Data extracted from a collection:
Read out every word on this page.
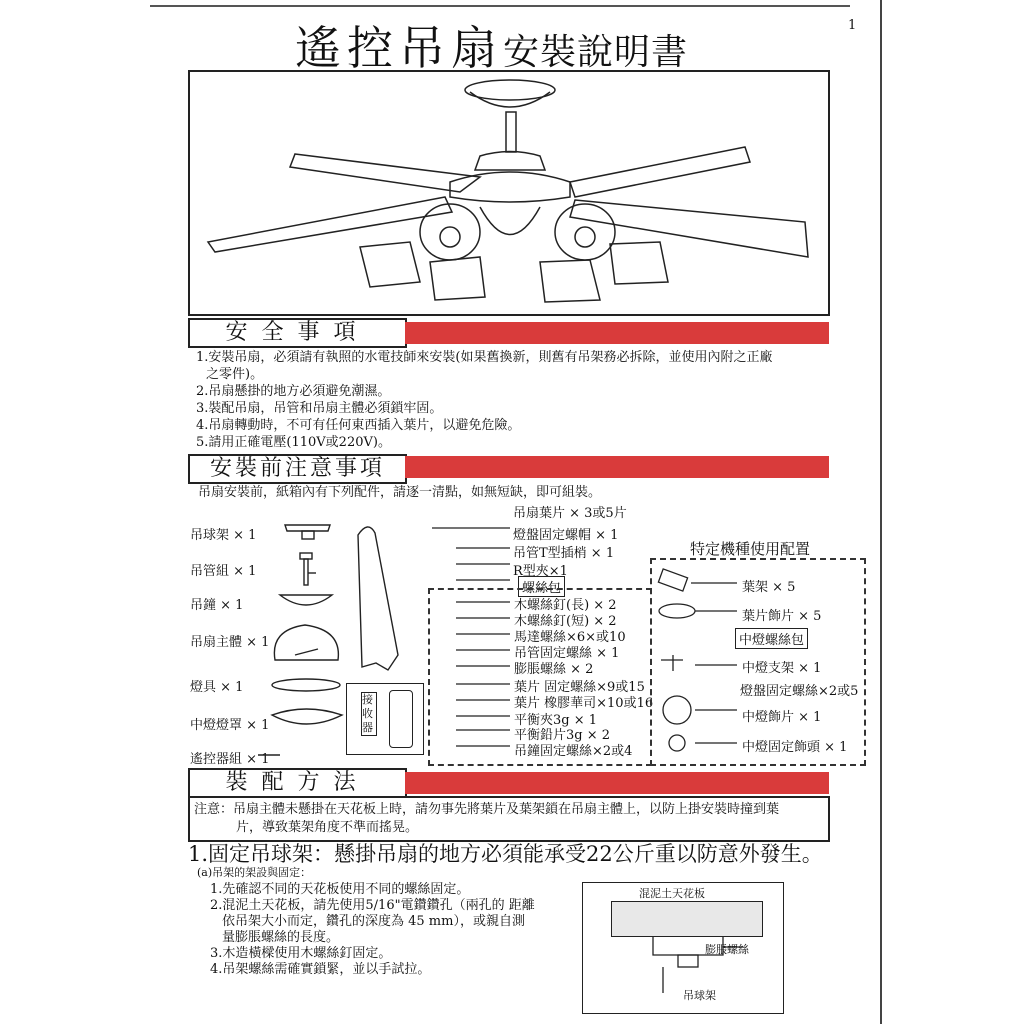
遙控吊扇安裝說明書
1
安全事項
1.安裝吊扇，必須請有執照的水電技師來安裝(如果舊換新，則舊有吊架務必拆除，並使用內附之正廠
之零件)。
2.吊扇懸掛的地方必須避免潮濕。
3.裝配吊扇，吊管和吊扇主體必須鎖牢固。
4.吊扇轉動時，不可有任何東西插入葉片，以避免危險。
5.請用正確電壓(110V或220V)。
安裝前注意事項
吊扇安裝前，紙箱內有下列配件，請逐一清點，如無短缺，即可組裝。
吊球架 × 1
吊管組 × 1
吊鐘 × 1
吊扇主體 × 1
燈具 × 1
中燈燈罩 × 1
遙控器組 × 1
接收器
吊扇葉片 × 3或5片
燈盤固定螺帽 × 1
吊管T型插梢 × 1
R型夾×1
螺絲包
木螺絲釘(長) × 2
木螺絲釘(短) × 2
馬達螺絲×6×或10
吊管固定螺絲 × 1
膨脹螺絲 × 2
葉片 固定螺絲×9或15
葉片 橡膠華司×10或16
平衡夾3g × 1
平衡鉛片3g × 2
吊鐘固定螺絲×2或4
特定機種使用配置
葉架 × 5
葉片飾片 × 5
中燈螺絲包
中燈支架 × 1
燈盤固定螺絲×2或5
中燈飾片 × 1
中燈固定飾頭 × 1
裝配方法
注意：吊扇主體未懸掛在天花板上時，請勿事先將葉片及葉架鎖在吊扇主體上，以防上掛安裝時撞到葉
片，導致葉架角度不準而搖晃。
1.固定吊球架：懸掛吊扇的地方必須能承受22公斤重以防意外發生。
(a)吊架的架設與固定：
1.先確認不同的天花板使用不同的螺絲固定。
2.混泥土天花板，請先使用5/16"電鑽鑽孔（兩孔的 距離
依吊架大小而定，鑽孔的深度為 45 mm），或親自測
量膨脹螺絲的長度。
3.木造橫樑使用木螺絲釘固定。
4.吊架螺絲需確實鎖緊，並以手試拉。
混泥土天花板
膨脹螺絲
吊球架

PROMPT> The entries above are to be returned exactly, without their pictures.

RESULT BELOW>
Read out every word on this page.
遙控吊扇安裝說明書
1
安全事項
1.安裝吊扇，必須請有執照的水電技師來安裝(如果舊換新，則舊有吊架務必拆除，並使用內附之正廠
之零件)。
2.吊扇懸掛的地方必須避免潮濕。
3.裝配吊扇，吊管和吊扇主體必須鎖牢固。
4.吊扇轉動時，不可有任何東西插入葉片，以避免危險。
5.請用正確電壓(110V或220V)。
安裝前注意事項
吊扇安裝前，紙箱內有下列配件，請逐一清點，如無短缺，即可組裝。
吊球架 × 1
吊管組 × 1
吊鐘 × 1
吊扇主體 × 1
燈具 × 1
中燈燈罩 × 1
遙控器組 × 1
接收器
吊扇葉片 × 3或5片
燈盤固定螺帽 × 1
吊管T型插梢 × 1
R型夾×1
螺絲包
木螺絲釘(長) × 2
木螺絲釘(短) × 2
馬達螺絲×6×或10
吊管固定螺絲 × 1
膨脹螺絲 × 2
葉片 固定螺絲×9或15
葉片 橡膠華司×10或16
平衡夾3g × 1
平衡鉛片3g × 2
吊鐘固定螺絲×2或4
特定機種使用配置
葉架 × 5
葉片飾片 × 5
中燈螺絲包
中燈支架 × 1
燈盤固定螺絲×2或5
中燈飾片 × 1
中燈固定飾頭 × 1
裝配方法
注意：吊扇主體未懸掛在天花板上時，請勿事先將葉片及葉架鎖在吊扇主體上，以防上掛安裝時撞到葉
片，導致葉架角度不準而搖晃。
1.固定吊球架：懸掛吊扇的地方必須能承受22公斤重以防意外發生。
(a)吊架的架設與固定：
1.先確認不同的天花板使用不同的螺絲固定。
2.混泥土天花板，請先使用5/16"電鑽鑽孔（兩孔的 距離
依吊架大小而定，鑽孔的深度為 45 mm），或親自測
量膨脹螺絲的長度。
3.木造橫樑使用木螺絲釘固定。
4.吊架螺絲需確實鎖緊，並以手試拉。
混泥土天花板
膨脹螺絲
吊球架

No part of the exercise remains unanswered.